§ EXTRACTED INFORMATION
☆ ☆ ☆ ☆ ☆ ☆ ☆

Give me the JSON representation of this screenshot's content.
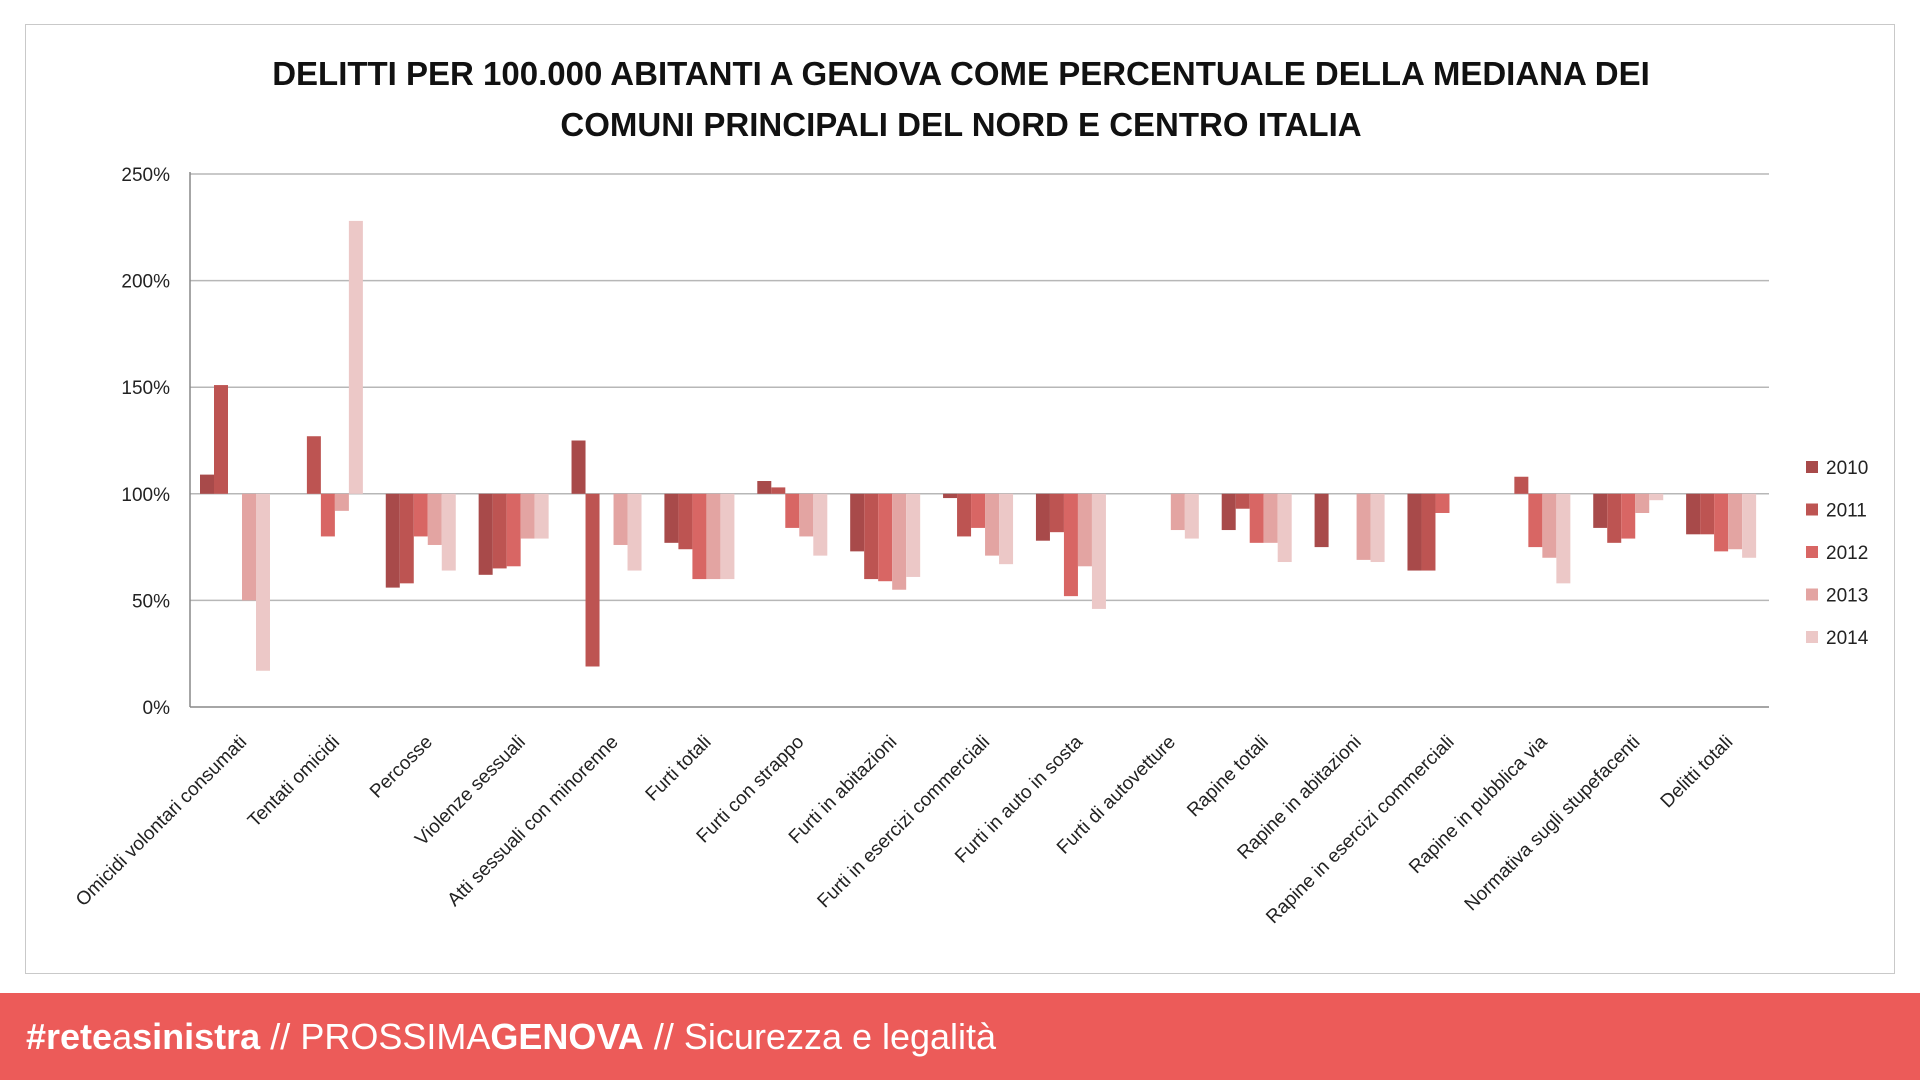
{
  "chart_data": {
    "type": "bar",
    "title_lines": [
      "DELITTI PER 100.000 ABITANTI A GENOVA COME PERCENTUALE DELLA MEDIANA DEI",
      "COMUNI PRINCIPALI DEL NORD E CENTRO ITALIA"
    ],
    "xlabel": "",
    "ylabel": "",
    "ylim": [
      0,
      250
    ],
    "yticks": [
      0,
      50,
      100,
      150,
      200,
      250
    ],
    "ytick_labels": [
      "0%",
      "50%",
      "100%",
      "150%",
      "200%",
      "250%"
    ],
    "baseline": 100,
    "grid": true,
    "legend_position": "right",
    "categories": [
      "Omicidi volontari consumati",
      "Tentati omicidi",
      "Percosse",
      "Violenze sessuali",
      "Atti sessuali con minorenne",
      "Furti totali",
      "Furti con strappo",
      "Furti in abitazioni",
      "Furti in esercizi commerciali",
      "Furti in auto in sosta",
      "Furti di autovetture",
      "Rapine totali",
      "Rapine in abitazioni",
      "Rapine in esercizi commerciali",
      "Rapine in pubblica via",
      "Normativa sugli stupefacenti",
      "Delitti totali"
    ],
    "series": [
      {
        "name": "2010",
        "color": "#a84a4a",
        "values": [
          109,
          null,
          56,
          62,
          125,
          77,
          106,
          73,
          98,
          78,
          null,
          83,
          75,
          64,
          null,
          84,
          81
        ]
      },
      {
        "name": "2011",
        "color": "#bd5452",
        "values": [
          151,
          127,
          58,
          65,
          19,
          74,
          103,
          60,
          80,
          82,
          null,
          93,
          null,
          64,
          108,
          77,
          81
        ]
      },
      {
        "name": "2012",
        "color": "#d86664",
        "values": [
          null,
          80,
          80,
          66,
          null,
          60,
          84,
          59,
          84,
          52,
          null,
          77,
          null,
          91,
          75,
          79,
          73
        ]
      },
      {
        "name": "2013",
        "color": "#e3a4a2",
        "values": [
          50,
          92,
          76,
          79,
          76,
          60,
          80,
          55,
          71,
          66,
          83,
          77,
          69,
          null,
          70,
          91,
          74
        ]
      },
      {
        "name": "2014",
        "color": "#ecc8c7",
        "values": [
          17,
          228,
          64,
          79,
          64,
          60,
          71,
          61,
          67,
          46,
          79,
          68,
          68,
          null,
          58,
          97,
          70
        ]
      }
    ]
  },
  "footer": {
    "hashtag_rete": "#rete",
    "hashtag_a": "a",
    "hashtag_sinistra": "sinistra",
    "sep1": "//",
    "prossima": "PROSSIMA",
    "genova": "GENOVA",
    "sep2": "//",
    "subtitle": "Sicurezza e legalità"
  }
}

☆ ☆ ☆ ☆ ☆ ☆ ☆

Where a line in the entries holds the word "name", copy that line.

        "name": "2010",
        "name": "2011",
        "name": "2012",
        "name": "2013",
        "name": "2014",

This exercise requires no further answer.